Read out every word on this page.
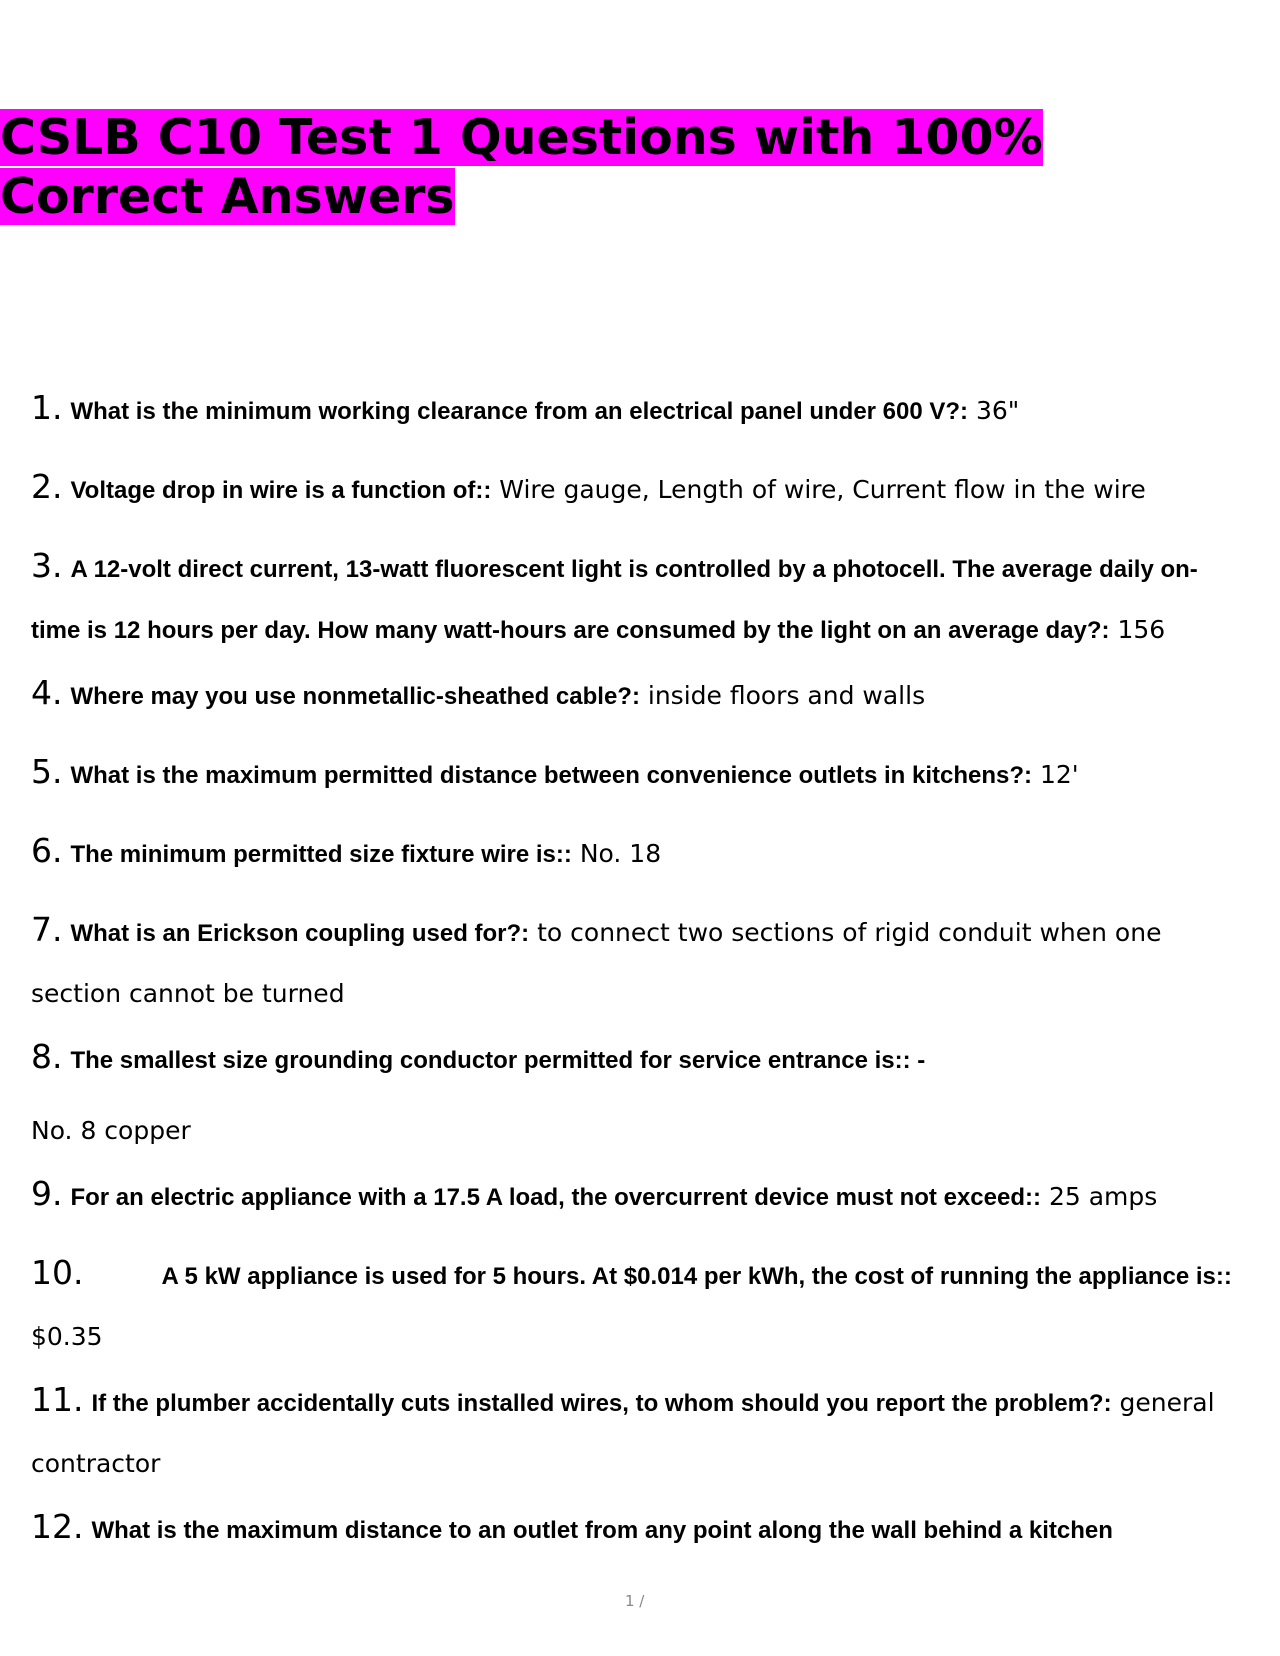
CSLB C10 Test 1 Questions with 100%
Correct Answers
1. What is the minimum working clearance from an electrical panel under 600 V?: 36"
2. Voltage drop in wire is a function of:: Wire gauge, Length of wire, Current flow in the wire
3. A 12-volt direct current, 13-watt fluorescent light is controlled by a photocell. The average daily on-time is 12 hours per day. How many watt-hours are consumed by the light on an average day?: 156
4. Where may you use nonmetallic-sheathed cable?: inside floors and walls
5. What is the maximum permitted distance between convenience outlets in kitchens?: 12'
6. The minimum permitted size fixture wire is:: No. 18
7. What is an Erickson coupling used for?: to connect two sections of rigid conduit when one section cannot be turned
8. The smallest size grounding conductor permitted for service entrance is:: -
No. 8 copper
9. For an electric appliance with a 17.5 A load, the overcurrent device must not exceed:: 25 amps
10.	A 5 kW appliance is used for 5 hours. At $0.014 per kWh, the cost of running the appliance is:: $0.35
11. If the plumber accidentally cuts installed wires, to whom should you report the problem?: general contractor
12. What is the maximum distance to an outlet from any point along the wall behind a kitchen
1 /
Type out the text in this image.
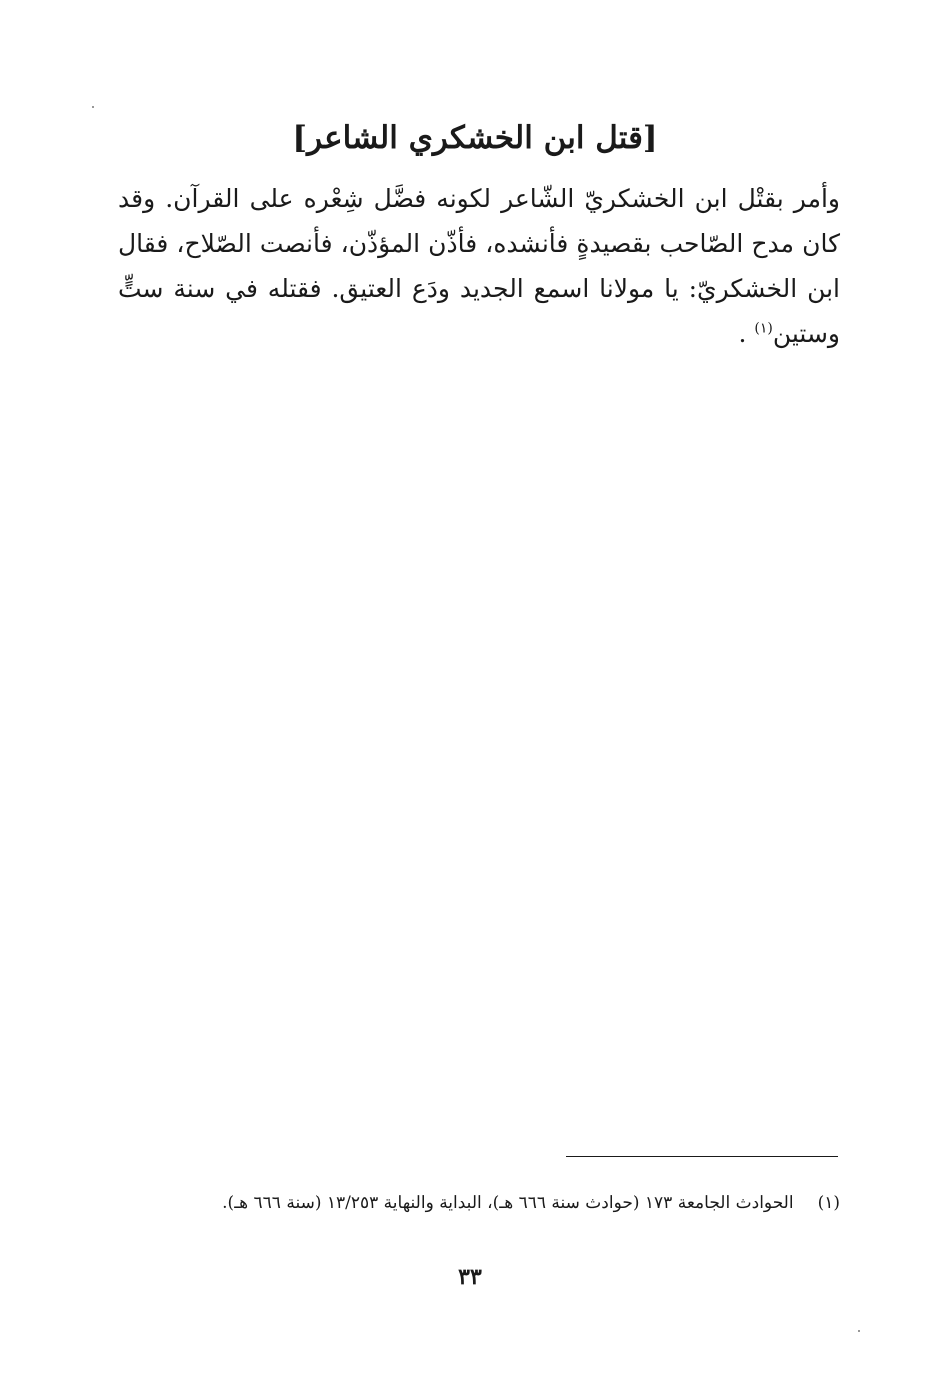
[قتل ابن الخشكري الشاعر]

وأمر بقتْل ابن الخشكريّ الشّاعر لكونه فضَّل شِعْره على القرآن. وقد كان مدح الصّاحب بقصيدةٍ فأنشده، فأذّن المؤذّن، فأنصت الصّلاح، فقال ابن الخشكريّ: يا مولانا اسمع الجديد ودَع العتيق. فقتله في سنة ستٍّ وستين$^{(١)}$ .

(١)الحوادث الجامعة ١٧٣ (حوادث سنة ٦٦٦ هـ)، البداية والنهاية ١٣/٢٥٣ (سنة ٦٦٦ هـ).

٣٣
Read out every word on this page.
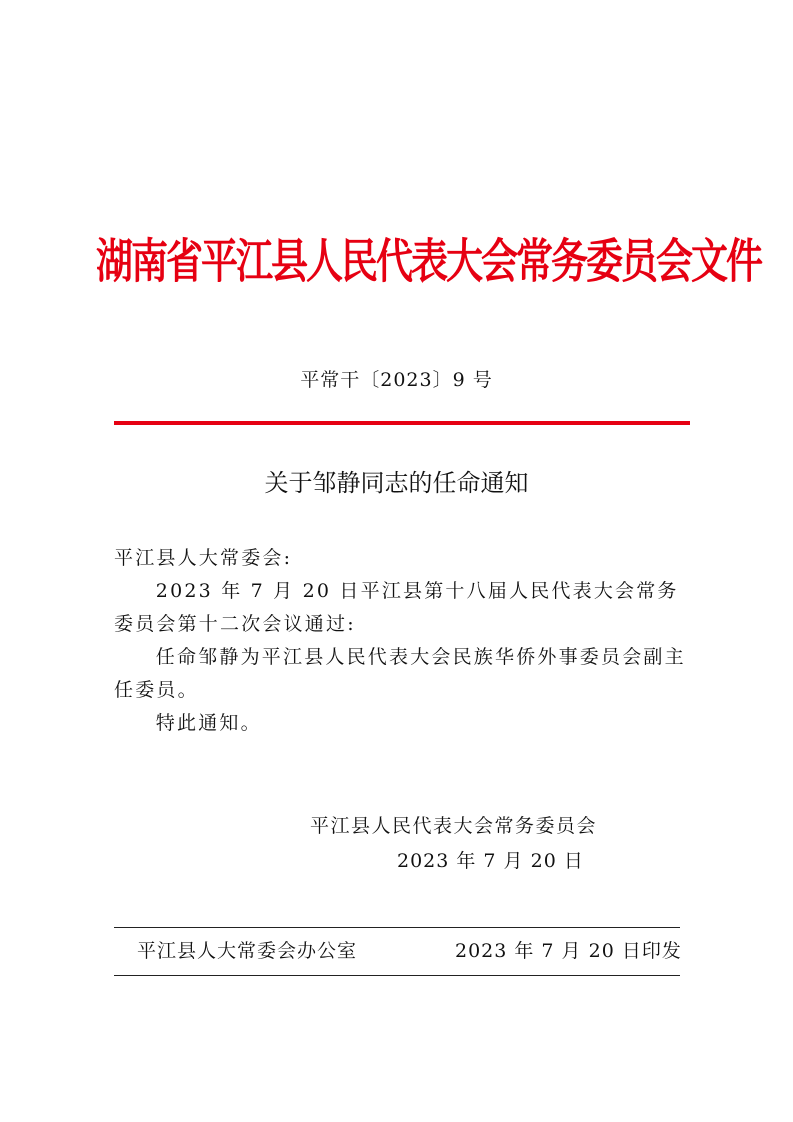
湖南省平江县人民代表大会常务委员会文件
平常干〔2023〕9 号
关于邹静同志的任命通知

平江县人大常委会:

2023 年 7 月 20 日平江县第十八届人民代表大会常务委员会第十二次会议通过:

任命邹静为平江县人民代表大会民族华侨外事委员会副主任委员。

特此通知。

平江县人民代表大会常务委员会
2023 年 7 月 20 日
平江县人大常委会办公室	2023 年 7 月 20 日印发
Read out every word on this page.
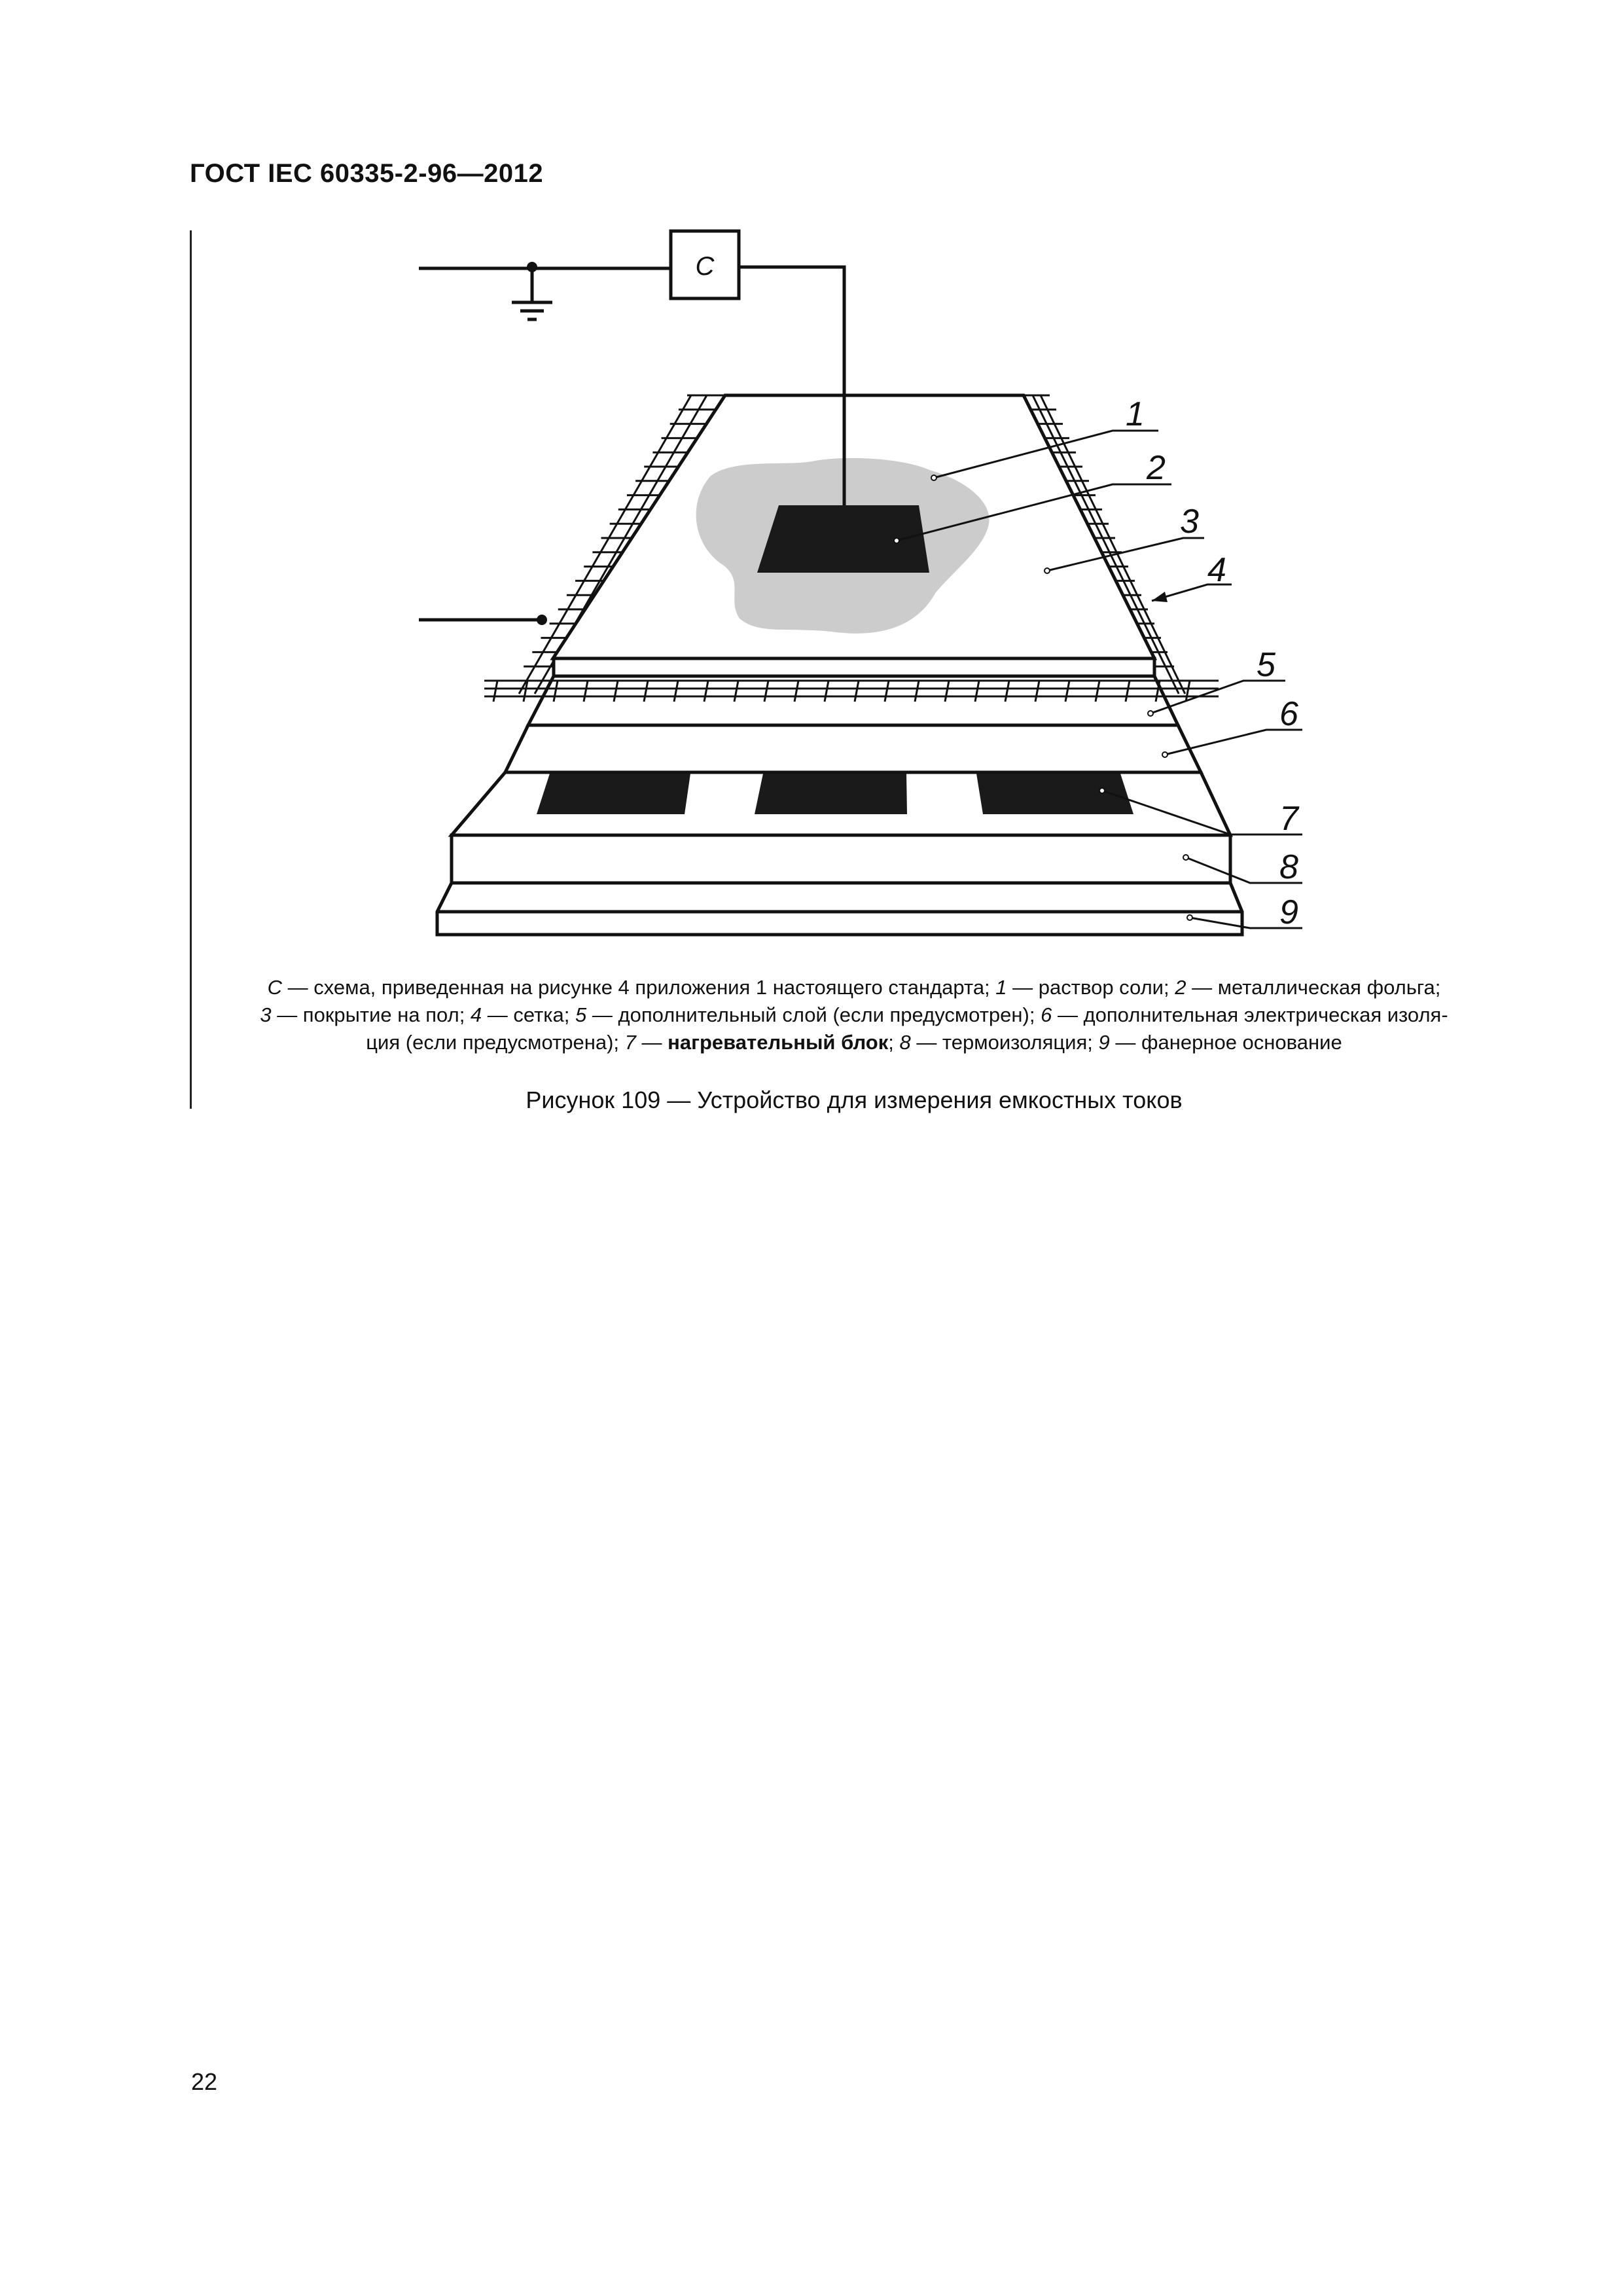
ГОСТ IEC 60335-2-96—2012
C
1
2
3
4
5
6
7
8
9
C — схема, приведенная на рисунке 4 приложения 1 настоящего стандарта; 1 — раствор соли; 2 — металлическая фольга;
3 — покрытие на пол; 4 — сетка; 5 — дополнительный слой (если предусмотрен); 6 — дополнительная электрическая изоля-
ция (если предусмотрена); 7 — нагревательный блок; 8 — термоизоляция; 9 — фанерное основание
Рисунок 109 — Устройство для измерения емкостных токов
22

---

What is needed: Pull out every line of the records that includes the string "hours".

Written answer:
3. A 12-volt direct current, 13-watt fluorescent light is controlled by a photocell. The average daily on-time is 12 hours per day. How many watt-hours are consumed by the light on an average day?: 156
10.	A 5 kW appliance is used for 5 hours. At $0.014 per kWh, the cost of running the appliance is:: $0.35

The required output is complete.